§ **WHAT YOU HAVE TO DO**:
Can you reproduce each line of the data below exactly, with nothing changed?
#### PROVIDED ENTRIES ####
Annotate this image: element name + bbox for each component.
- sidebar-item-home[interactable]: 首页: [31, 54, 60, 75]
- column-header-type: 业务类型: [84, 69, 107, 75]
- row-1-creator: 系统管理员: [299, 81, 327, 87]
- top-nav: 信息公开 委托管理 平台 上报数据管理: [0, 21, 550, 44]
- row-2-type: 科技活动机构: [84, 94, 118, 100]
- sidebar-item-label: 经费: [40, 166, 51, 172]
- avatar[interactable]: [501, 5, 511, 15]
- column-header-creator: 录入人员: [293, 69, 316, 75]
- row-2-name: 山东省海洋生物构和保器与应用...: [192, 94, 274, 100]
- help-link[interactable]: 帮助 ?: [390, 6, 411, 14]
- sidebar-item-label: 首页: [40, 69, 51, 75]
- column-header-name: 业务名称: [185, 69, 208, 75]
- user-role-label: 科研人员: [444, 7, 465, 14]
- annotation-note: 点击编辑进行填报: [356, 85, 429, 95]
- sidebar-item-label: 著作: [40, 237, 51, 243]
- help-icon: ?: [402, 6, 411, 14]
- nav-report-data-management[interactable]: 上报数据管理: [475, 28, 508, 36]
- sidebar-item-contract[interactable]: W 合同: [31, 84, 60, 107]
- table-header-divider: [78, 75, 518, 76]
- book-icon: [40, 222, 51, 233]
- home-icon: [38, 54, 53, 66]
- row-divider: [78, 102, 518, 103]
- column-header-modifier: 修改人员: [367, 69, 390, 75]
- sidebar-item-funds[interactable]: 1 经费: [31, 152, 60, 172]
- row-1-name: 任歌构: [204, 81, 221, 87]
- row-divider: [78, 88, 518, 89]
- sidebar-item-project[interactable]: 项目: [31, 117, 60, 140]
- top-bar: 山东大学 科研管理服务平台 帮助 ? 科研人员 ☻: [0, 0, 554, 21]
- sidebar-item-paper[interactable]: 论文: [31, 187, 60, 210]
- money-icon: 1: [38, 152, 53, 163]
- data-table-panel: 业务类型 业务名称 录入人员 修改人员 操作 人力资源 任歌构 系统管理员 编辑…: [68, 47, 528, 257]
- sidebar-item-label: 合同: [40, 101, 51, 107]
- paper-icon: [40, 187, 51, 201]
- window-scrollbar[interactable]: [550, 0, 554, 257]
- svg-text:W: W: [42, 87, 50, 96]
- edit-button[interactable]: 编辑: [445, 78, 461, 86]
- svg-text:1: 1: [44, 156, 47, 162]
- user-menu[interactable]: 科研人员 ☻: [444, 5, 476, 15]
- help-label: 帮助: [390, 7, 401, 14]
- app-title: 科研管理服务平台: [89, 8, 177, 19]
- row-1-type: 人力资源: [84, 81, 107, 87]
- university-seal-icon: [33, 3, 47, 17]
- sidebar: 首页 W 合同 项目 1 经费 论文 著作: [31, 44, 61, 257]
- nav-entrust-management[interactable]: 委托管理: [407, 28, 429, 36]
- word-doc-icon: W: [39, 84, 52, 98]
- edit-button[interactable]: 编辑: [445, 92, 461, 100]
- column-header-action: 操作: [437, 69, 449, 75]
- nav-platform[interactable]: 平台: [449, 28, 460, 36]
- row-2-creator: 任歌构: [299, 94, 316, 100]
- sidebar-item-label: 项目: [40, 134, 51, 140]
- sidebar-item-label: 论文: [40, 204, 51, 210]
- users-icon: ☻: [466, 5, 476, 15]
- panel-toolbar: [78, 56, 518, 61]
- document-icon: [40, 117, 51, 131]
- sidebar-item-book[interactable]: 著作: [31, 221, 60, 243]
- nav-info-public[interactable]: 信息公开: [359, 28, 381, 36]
####
§ **WRITTEN ANSWER**:
Annotate this image: element name + bbox for each component.
- sidebar-item-home[interactable]: 首页: [31, 54, 60, 75]
- column-header-type: 业务类型: [84, 69, 107, 75]
- row-1-creator: 系统管理员: [299, 81, 327, 87]
- top-nav: 信息公开 委托管理 平台 上报数据管理: [0, 21, 550, 44]
- row-2-type: 科技活动机构: [84, 94, 118, 100]
- sidebar-item-label: 经费: [40, 166, 51, 172]
- avatar[interactable]: [501, 5, 511, 15]
- column-header-creator: 录入人员: [293, 69, 316, 75]
- row-2-name: 山东省海洋生物构和保器与应用...: [192, 94, 274, 100]
- help-link[interactable]: 帮助 ?: [390, 6, 411, 14]
- sidebar-item-label: 首页: [40, 69, 51, 75]
- column-header-name: 业务名称: [185, 69, 208, 75]
- user-role-label: 科研人员: [444, 7, 465, 14]
- annotation-note: 点击编辑进行填报: [356, 85, 429, 95]
- sidebar-item-label: 著作: [40, 237, 51, 243]
- help-icon: ?: [402, 6, 411, 14]
- nav-report-data-management[interactable]: 上报数据管理: [475, 28, 508, 36]
- sidebar-item-contract[interactable]: W 合同: [31, 84, 60, 107]
- table-header-divider: [78, 75, 518, 76]
- book-icon: [40, 222, 51, 233]
- home-icon: [38, 54, 53, 66]
- row-divider: [78, 102, 518, 103]
- column-header-modifier: 修改人员: [367, 69, 390, 75]
- sidebar-item-funds[interactable]: 1 经费: [31, 152, 60, 172]
- row-1-name: 任歌构: [204, 81, 221, 87]
- row-divider: [78, 88, 518, 89]
- sidebar-item-project[interactable]: 项目: [31, 117, 60, 140]
- top-bar: 山东大学 科研管理服务平台 帮助 ? 科研人员 ☻: [0, 0, 554, 21]
- sidebar-item-paper[interactable]: 论文: [31, 187, 60, 210]
- money-icon: 1: [38, 152, 53, 163]
- data-table-panel: 业务类型 业务名称 录入人员 修改人员 操作 人力资源 任歌构 系统管理员 编辑…: [68, 47, 528, 257]
- sidebar-item-label: 合同: [40, 101, 51, 107]
- paper-icon: [40, 187, 51, 201]
- window-scrollbar[interactable]: [550, 0, 554, 257]
- svg-text:W: W: [42, 87, 50, 96]
- edit-button[interactable]: 编辑: [445, 78, 461, 86]
- svg-text:1: 1: [44, 156, 47, 162]
- user-menu[interactable]: 科研人员 ☻: [444, 5, 476, 15]
- help-label: 帮助: [390, 7, 401, 14]
- app-title: 科研管理服务平台: [89, 8, 177, 19]
- row-1-type: 人力资源: [84, 81, 107, 87]
- university-seal-icon: [33, 3, 47, 17]
- sidebar: 首页 W 合同 项目 1 经费 论文 著作: [31, 44, 61, 257]
- nav-entrust-management[interactable]: 委托管理: [407, 28, 429, 36]
- word-doc-icon: W: [39, 84, 52, 98]
- edit-button[interactable]: 编辑: [445, 92, 461, 100]
- column-header-action: 操作: [437, 69, 449, 75]
- nav-platform[interactable]: 平台: [449, 28, 460, 36]
- row-2-creator: 任歌构: [299, 94, 316, 100]
- sidebar-item-label: 项目: [40, 134, 51, 140]
- sidebar-item-label: 论文: [40, 204, 51, 210]
- users-icon: ☻: [466, 5, 476, 15]
- panel-toolbar: [78, 56, 518, 61]
- document-icon: [40, 117, 51, 131]
- sidebar-item-book[interactable]: 著作: [31, 221, 60, 243]
- nav-info-public[interactable]: 信息公开: [359, 28, 381, 36]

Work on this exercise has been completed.